GIVEN INSTRUCTION –
Return each line of the data below exactly, omitting any pictures.

Stored data –
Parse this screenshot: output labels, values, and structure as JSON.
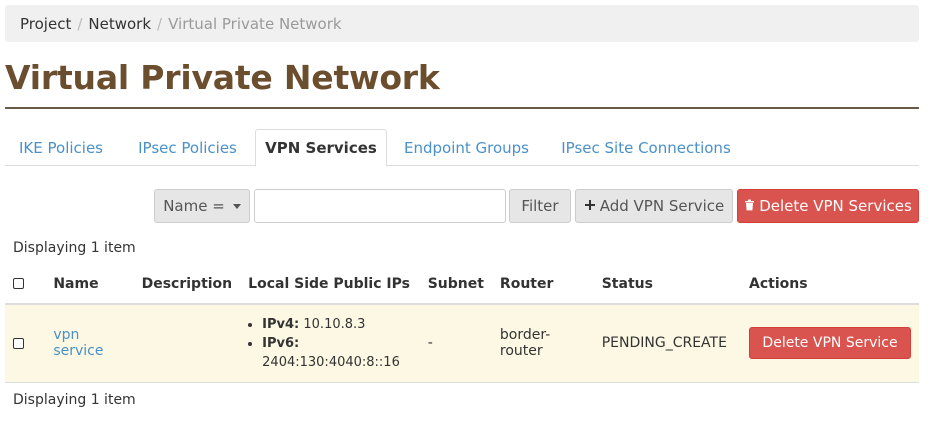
{
  "breadcrumb": {
    "items": [
      "Project",
      "Network",
      "Virtual Private Network"
    ],
    "separator": "/"
  },
  "page_title": "Virtual Private Network",
  "tabs": [
    {
      "label": "IKE Policies",
      "active": false
    },
    {
      "label": "IPsec Policies",
      "active": false
    },
    {
      "label": "VPN Services",
      "active": true
    },
    {
      "label": "Endpoint Groups",
      "active": false
    },
    {
      "label": "IPsec Site Connections",
      "active": false
    }
  ],
  "toolbar": {
    "filter_field_label": "Name =",
    "search_value": "",
    "filter_label": "Filter",
    "add_label": "Add VPN Service",
    "delete_label": "Delete VPN Services",
    "add_icon": "plus-icon",
    "delete_icon": "trash-icon"
  },
  "table": {
    "count_text": "Displaying 1 item",
    "columns": [
      "Name",
      "Description",
      "Local Side Public IPs",
      "Subnet",
      "Router",
      "Status",
      "Actions"
    ],
    "rows": [
      {
        "name": "vpn service",
        "description": "",
        "ips": [
          {
            "label": "IPv4:",
            "value": "10.10.8.3"
          },
          {
            "label": "IPv6:",
            "value": "2404:130:4040:8::16"
          }
        ],
        "subnet": "-",
        "router": "border-router",
        "status": "PENDING_CREATE",
        "action_label": "Delete VPN Service"
      }
    ]
  },
  "colors": {
    "title": "#6b4e2e",
    "link": "#4a90c9",
    "danger": "#d9534f",
    "row_highlight": "#fcf8e3"
  }
}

SOLUTION –
Parse this screenshot: output labels, values, and structure as JSON.
{
  "breadcrumb": {
    "items": [
      "Project",
      "Network",
      "Virtual Private Network"
    ],
    "separator": "/"
  },
  "page_title": "Virtual Private Network",
  "tabs": [
    {
      "label": "IKE Policies",
      "active": false
    },
    {
      "label": "IPsec Policies",
      "active": false
    },
    {
      "label": "VPN Services",
      "active": true
    },
    {
      "label": "Endpoint Groups",
      "active": false
    },
    {
      "label": "IPsec Site Connections",
      "active": false
    }
  ],
  "toolbar": {
    "filter_field_label": "Name =",
    "search_value": "",
    "filter_label": "Filter",
    "add_label": "Add VPN Service",
    "delete_label": "Delete VPN Services",
    "add_icon": "plus-icon",
    "delete_icon": "trash-icon"
  },
  "table": {
    "count_text": "Displaying 1 item",
    "columns": [
      "Name",
      "Description",
      "Local Side Public IPs",
      "Subnet",
      "Router",
      "Status",
      "Actions"
    ],
    "rows": [
      {
        "name": "vpn service",
        "description": "",
        "ips": [
          {
            "label": "IPv4:",
            "value": "10.10.8.3"
          },
          {
            "label": "IPv6:",
            "value": "2404:130:4040:8::16"
          }
        ],
        "subnet": "-",
        "router": "border-router",
        "status": "PENDING_CREATE",
        "action_label": "Delete VPN Service"
      }
    ]
  },
  "colors": {
    "title": "#6b4e2e",
    "link": "#4a90c9",
    "danger": "#d9534f",
    "row_highlight": "#fcf8e3"
  }
}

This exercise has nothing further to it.